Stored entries
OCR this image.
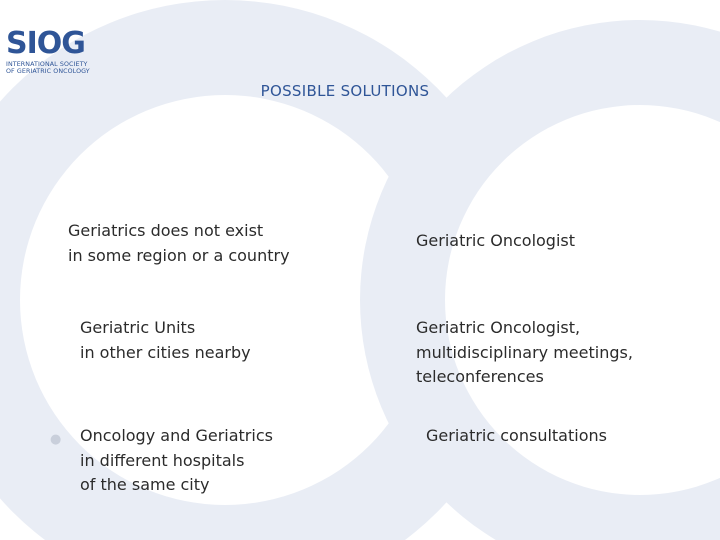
SIOG
INTERNATIONAL SOCIETY
OF GERIATRIC ONCOLOGY
POSSIBLE SOLUTIONS
Geriatrics does not exist
in some region or a country
Geriatric Oncologist
Geriatric Units
in other cities nearby
Geriatric Oncologist,
multidisciplinary meetings,
teleconferences
● Oncology and Geriatrics
in different hospitals
of the same city
Geriatric consultations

Written task:
Scan the material for lines with the word "Oncologist", and copy each line you find.

Full response:
Geriatric Oncologist
Geriatric Oncologist,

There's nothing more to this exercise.